start

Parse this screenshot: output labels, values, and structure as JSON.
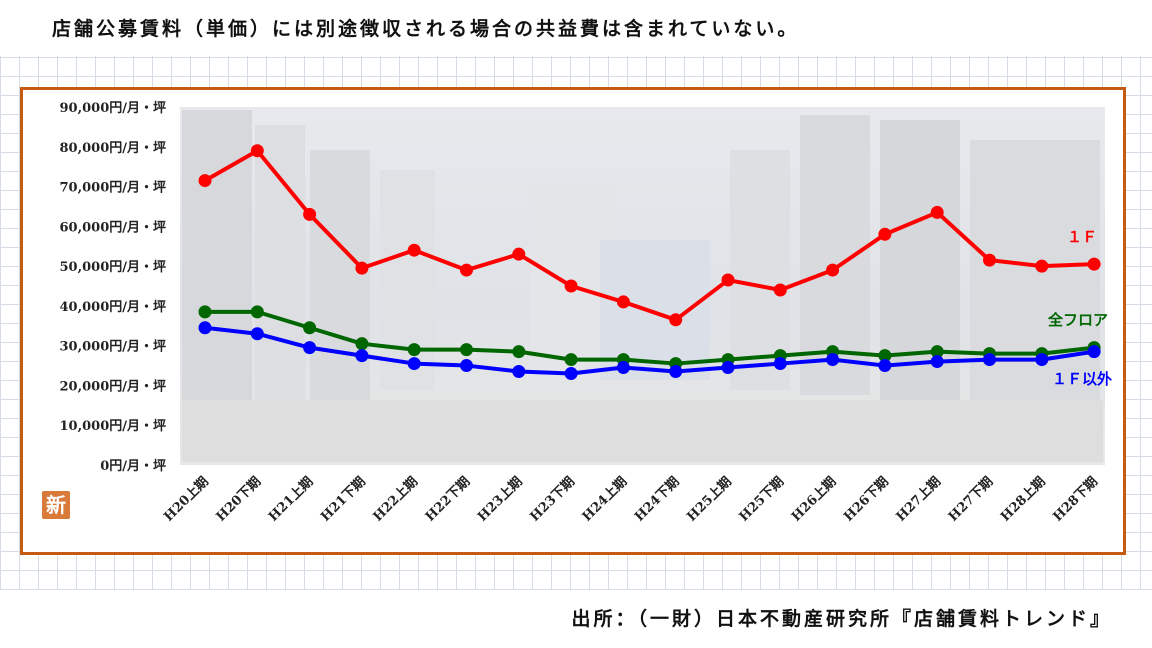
{
  "header_note": "店舗公募賃料（単価）には別途徴収される場合の共益費は含まれていない。",
  "source": "出所：（一財）日本不動産研究所『店舗賃料トレンド』",
  "logo_text": "新",
  "colors": {
    "frame": "#c55a11",
    "series_1f": "#ff0000",
    "series_all": "#006600",
    "series_non1f": "#0000ff"
  },
  "chart_data": {
    "type": "line",
    "x": [
      "H20上期",
      "H20下期",
      "H21上期",
      "H21下期",
      "H22上期",
      "H22下期",
      "H23上期",
      "H23下期",
      "H24上期",
      "H24下期",
      "H25上期",
      "H25下期",
      "H26上期",
      "H26下期",
      "H27上期",
      "H27下期",
      "H28上期",
      "H28下期"
    ],
    "ylim": [
      0,
      90000
    ],
    "yticks": [
      {
        "value": 0,
        "label": "0円/月・坪"
      },
      {
        "value": 10000,
        "label": "10,000円/月・坪"
      },
      {
        "value": 20000,
        "label": "20,000円/月・坪"
      },
      {
        "value": 30000,
        "label": "30,000円/月・坪"
      },
      {
        "value": 40000,
        "label": "40,000円/月・坪"
      },
      {
        "value": 50000,
        "label": "50,000円/月・坪"
      },
      {
        "value": 60000,
        "label": "60,000円/月・坪"
      },
      {
        "value": 70000,
        "label": "70,000円/月・坪"
      },
      {
        "value": 80000,
        "label": "80,000円/月・坪"
      },
      {
        "value": 90000,
        "label": "90,000円/月・坪"
      }
    ],
    "grid": false,
    "series": [
      {
        "name": "１Ｆ",
        "color": "#ff0000",
        "values": [
          71500,
          79000,
          63000,
          49500,
          54000,
          49000,
          53000,
          45000,
          41000,
          36500,
          46500,
          44000,
          49000,
          58000,
          63500,
          51500,
          50000,
          50500
        ]
      },
      {
        "name": "全フロア",
        "color": "#006600",
        "values": [
          38500,
          38500,
          34500,
          30500,
          29000,
          29000,
          28500,
          26500,
          26500,
          25500,
          26500,
          27500,
          28500,
          27500,
          28500,
          28000,
          28000,
          29500
        ]
      },
      {
        "name": "１Ｆ以外",
        "color": "#0000ff",
        "values": [
          34500,
          33000,
          29500,
          27500,
          25500,
          25000,
          23500,
          23000,
          24500,
          23500,
          24500,
          25500,
          26500,
          25000,
          26000,
          26500,
          26500,
          28500
        ]
      }
    ]
  }
}
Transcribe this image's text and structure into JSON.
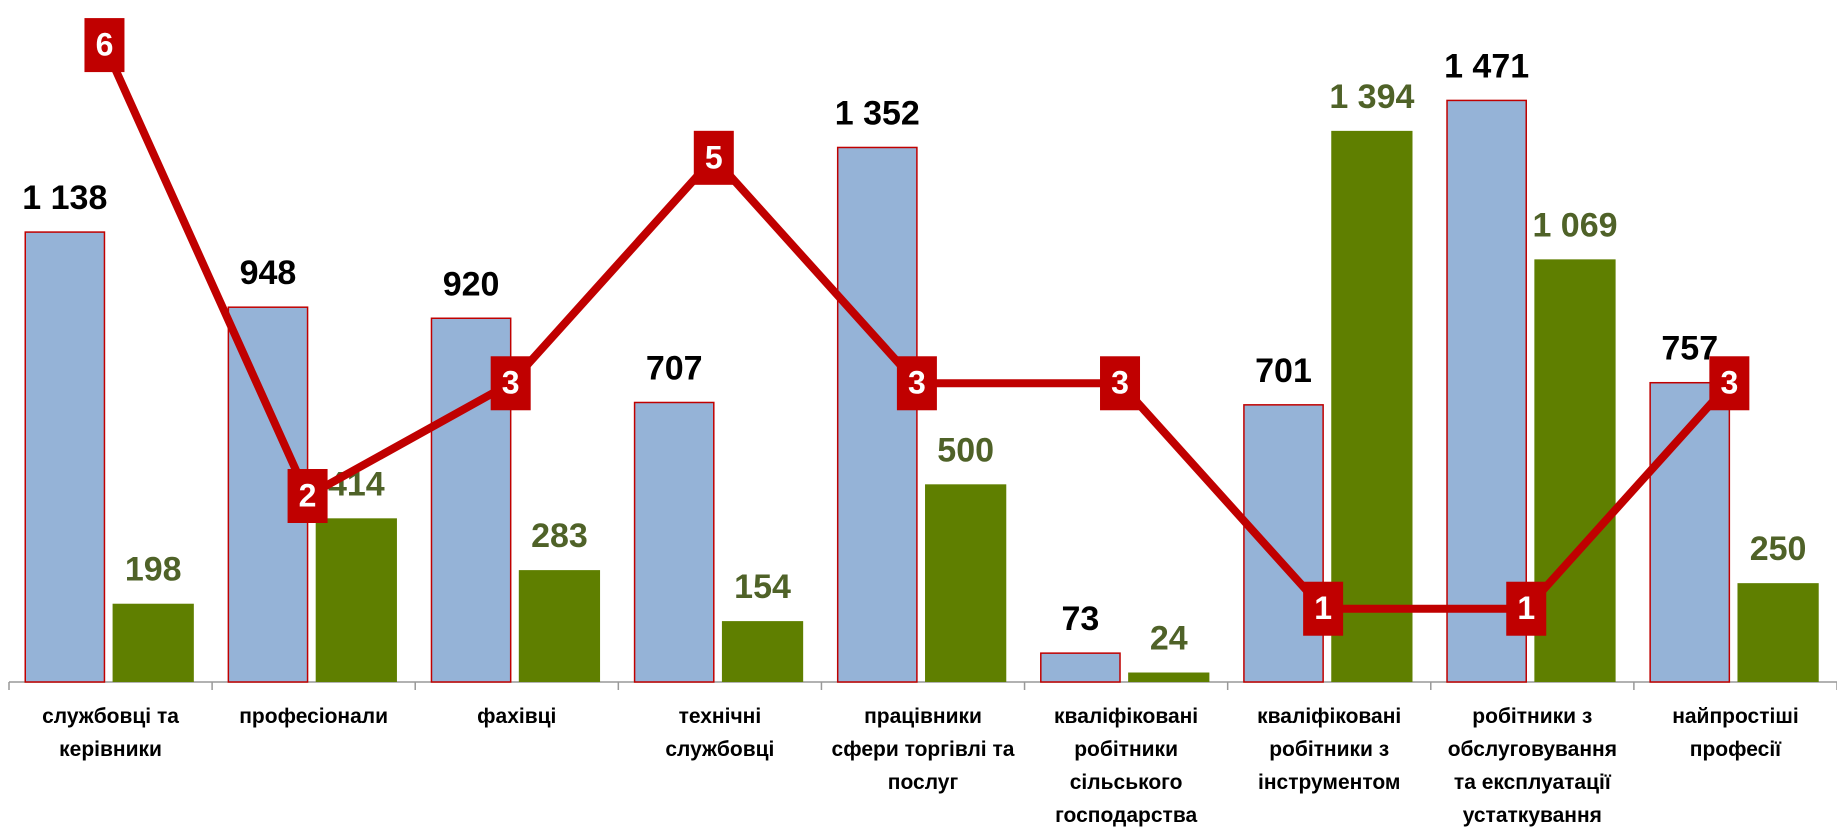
{
  "chart_data": {
    "type": "bar",
    "categories": [
      "службовці та керівники",
      "професіонали",
      "фахівці",
      "технічні службовці",
      "працівники сфери торгівлі та послуг",
      "кваліфіковані робітники сільського господарства",
      "кваліфіковані робітники з інструментом",
      "робітники з обслуговування та експлуатації устаткування",
      "найпростіші професії"
    ],
    "ylim": [
      0,
      1725
    ],
    "y2lim": [
      0.35,
      6.4
    ],
    "series": [
      {
        "type": "bar",
        "color": "#95b3d7",
        "edgecolor": "#c00000",
        "values": [
          1138,
          948,
          920,
          707,
          1352,
          73,
          701,
          1471,
          757
        ],
        "value_labels": [
          "1 138",
          "948",
          "920",
          "707",
          "1 352",
          "73",
          "701",
          "1 471",
          "757"
        ],
        "label_color": "#000000"
      },
      {
        "type": "bar",
        "color": "#5f7f00",
        "values": [
          198,
          414,
          283,
          154,
          500,
          24,
          1394,
          1069,
          250
        ],
        "value_labels": [
          "198",
          "414",
          "283",
          "154",
          "500",
          "24",
          "1 394",
          "1 069",
          "250"
        ],
        "label_color": "#4f6228"
      },
      {
        "type": "line",
        "axis": "y2",
        "color": "#c00000",
        "values": [
          6,
          2,
          3,
          5,
          3,
          3,
          1,
          1,
          3
        ]
      }
    ]
  }
}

end

TO BE DONE >> Where a line holds "type", copy that line.

SOLVED PROBLEM >>
    "type": "line",
    "type": "bar",
        "type": "bar",
        "type": "bar",
        "type": "line",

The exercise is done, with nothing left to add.